■ The data:
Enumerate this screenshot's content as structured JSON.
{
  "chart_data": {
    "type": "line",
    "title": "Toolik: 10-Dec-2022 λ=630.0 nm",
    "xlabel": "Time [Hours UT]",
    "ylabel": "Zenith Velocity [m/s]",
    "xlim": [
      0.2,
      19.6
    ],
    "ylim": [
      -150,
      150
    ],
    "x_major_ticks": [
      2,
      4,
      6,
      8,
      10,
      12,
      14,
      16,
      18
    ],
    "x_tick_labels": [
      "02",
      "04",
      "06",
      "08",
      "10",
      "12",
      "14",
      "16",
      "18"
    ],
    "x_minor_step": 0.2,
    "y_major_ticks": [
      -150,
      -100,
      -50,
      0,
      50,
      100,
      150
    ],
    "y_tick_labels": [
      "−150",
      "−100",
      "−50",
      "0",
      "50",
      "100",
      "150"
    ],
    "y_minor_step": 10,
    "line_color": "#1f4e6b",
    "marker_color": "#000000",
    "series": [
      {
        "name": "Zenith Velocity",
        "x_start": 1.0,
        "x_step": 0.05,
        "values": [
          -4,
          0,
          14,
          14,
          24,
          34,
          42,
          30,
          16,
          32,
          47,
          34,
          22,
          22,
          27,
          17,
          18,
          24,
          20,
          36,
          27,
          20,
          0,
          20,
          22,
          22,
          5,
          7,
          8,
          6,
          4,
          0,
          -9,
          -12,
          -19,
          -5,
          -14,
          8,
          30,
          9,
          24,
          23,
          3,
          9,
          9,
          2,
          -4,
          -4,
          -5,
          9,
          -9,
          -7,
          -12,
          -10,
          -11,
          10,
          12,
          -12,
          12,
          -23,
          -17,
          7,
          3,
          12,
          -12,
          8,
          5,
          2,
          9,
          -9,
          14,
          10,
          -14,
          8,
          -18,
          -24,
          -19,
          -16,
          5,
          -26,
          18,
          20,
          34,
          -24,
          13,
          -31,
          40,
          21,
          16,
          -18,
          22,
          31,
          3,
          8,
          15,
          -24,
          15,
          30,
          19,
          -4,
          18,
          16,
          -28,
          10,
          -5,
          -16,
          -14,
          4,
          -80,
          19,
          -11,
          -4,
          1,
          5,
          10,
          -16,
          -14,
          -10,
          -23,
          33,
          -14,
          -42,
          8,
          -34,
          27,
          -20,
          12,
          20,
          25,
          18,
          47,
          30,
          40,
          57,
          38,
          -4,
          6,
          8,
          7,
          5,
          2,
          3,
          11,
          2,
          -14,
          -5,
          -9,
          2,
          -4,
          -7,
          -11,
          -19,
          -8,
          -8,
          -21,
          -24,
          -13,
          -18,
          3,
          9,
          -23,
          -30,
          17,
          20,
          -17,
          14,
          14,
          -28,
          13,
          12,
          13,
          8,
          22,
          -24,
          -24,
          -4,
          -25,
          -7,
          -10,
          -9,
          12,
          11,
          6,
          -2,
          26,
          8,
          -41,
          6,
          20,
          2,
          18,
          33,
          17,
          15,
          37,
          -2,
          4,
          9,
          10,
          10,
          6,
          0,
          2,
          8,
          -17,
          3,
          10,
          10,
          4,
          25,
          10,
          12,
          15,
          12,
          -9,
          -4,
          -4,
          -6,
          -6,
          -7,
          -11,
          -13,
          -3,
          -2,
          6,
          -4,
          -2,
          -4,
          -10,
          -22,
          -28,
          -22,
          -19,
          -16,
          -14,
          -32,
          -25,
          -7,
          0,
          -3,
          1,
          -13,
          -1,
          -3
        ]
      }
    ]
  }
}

■ Stated goal: Please give back all of the records exactly as written.

■ Written response:
Enumerate this screenshot's content as structured JSON.
{
  "chart_data": {
    "type": "line",
    "title": "Toolik: 10-Dec-2022 λ=630.0 nm",
    "xlabel": "Time [Hours UT]",
    "ylabel": "Zenith Velocity [m/s]",
    "xlim": [
      0.2,
      19.6
    ],
    "ylim": [
      -150,
      150
    ],
    "x_major_ticks": [
      2,
      4,
      6,
      8,
      10,
      12,
      14,
      16,
      18
    ],
    "x_tick_labels": [
      "02",
      "04",
      "06",
      "08",
      "10",
      "12",
      "14",
      "16",
      "18"
    ],
    "x_minor_step": 0.2,
    "y_major_ticks": [
      -150,
      -100,
      -50,
      0,
      50,
      100,
      150
    ],
    "y_tick_labels": [
      "−150",
      "−100",
      "−50",
      "0",
      "50",
      "100",
      "150"
    ],
    "y_minor_step": 10,
    "line_color": "#1f4e6b",
    "marker_color": "#000000",
    "series": [
      {
        "name": "Zenith Velocity",
        "x_start": 1.0,
        "x_step": 0.05,
        "values": [
          -4,
          0,
          14,
          14,
          24,
          34,
          42,
          30,
          16,
          32,
          47,
          34,
          22,
          22,
          27,
          17,
          18,
          24,
          20,
          36,
          27,
          20,
          0,
          20,
          22,
          22,
          5,
          7,
          8,
          6,
          4,
          0,
          -9,
          -12,
          -19,
          -5,
          -14,
          8,
          30,
          9,
          24,
          23,
          3,
          9,
          9,
          2,
          -4,
          -4,
          -5,
          9,
          -9,
          -7,
          -12,
          -10,
          -11,
          10,
          12,
          -12,
          12,
          -23,
          -17,
          7,
          3,
          12,
          -12,
          8,
          5,
          2,
          9,
          -9,
          14,
          10,
          -14,
          8,
          -18,
          -24,
          -19,
          -16,
          5,
          -26,
          18,
          20,
          34,
          -24,
          13,
          -31,
          40,
          21,
          16,
          -18,
          22,
          31,
          3,
          8,
          15,
          -24,
          15,
          30,
          19,
          -4,
          18,
          16,
          -28,
          10,
          -5,
          -16,
          -14,
          4,
          -80,
          19,
          -11,
          -4,
          1,
          5,
          10,
          -16,
          -14,
          -10,
          -23,
          33,
          -14,
          -42,
          8,
          -34,
          27,
          -20,
          12,
          20,
          25,
          18,
          47,
          30,
          40,
          57,
          38,
          -4,
          6,
          8,
          7,
          5,
          2,
          3,
          11,
          2,
          -14,
          -5,
          -9,
          2,
          -4,
          -7,
          -11,
          -19,
          -8,
          -8,
          -21,
          -24,
          -13,
          -18,
          3,
          9,
          -23,
          -30,
          17,
          20,
          -17,
          14,
          14,
          -28,
          13,
          12,
          13,
          8,
          22,
          -24,
          -24,
          -4,
          -25,
          -7,
          -10,
          -9,
          12,
          11,
          6,
          -2,
          26,
          8,
          -41,
          6,
          20,
          2,
          18,
          33,
          17,
          15,
          37,
          -2,
          4,
          9,
          10,
          10,
          6,
          0,
          2,
          8,
          -17,
          3,
          10,
          10,
          4,
          25,
          10,
          12,
          15,
          12,
          -9,
          -4,
          -4,
          -6,
          -6,
          -7,
          -11,
          -13,
          -3,
          -2,
          6,
          -4,
          -2,
          -4,
          -10,
          -22,
          -28,
          -22,
          -19,
          -16,
          -14,
          -32,
          -25,
          -7,
          0,
          -3,
          1,
          -13,
          -1,
          -3
        ]
      }
    ]
  }
}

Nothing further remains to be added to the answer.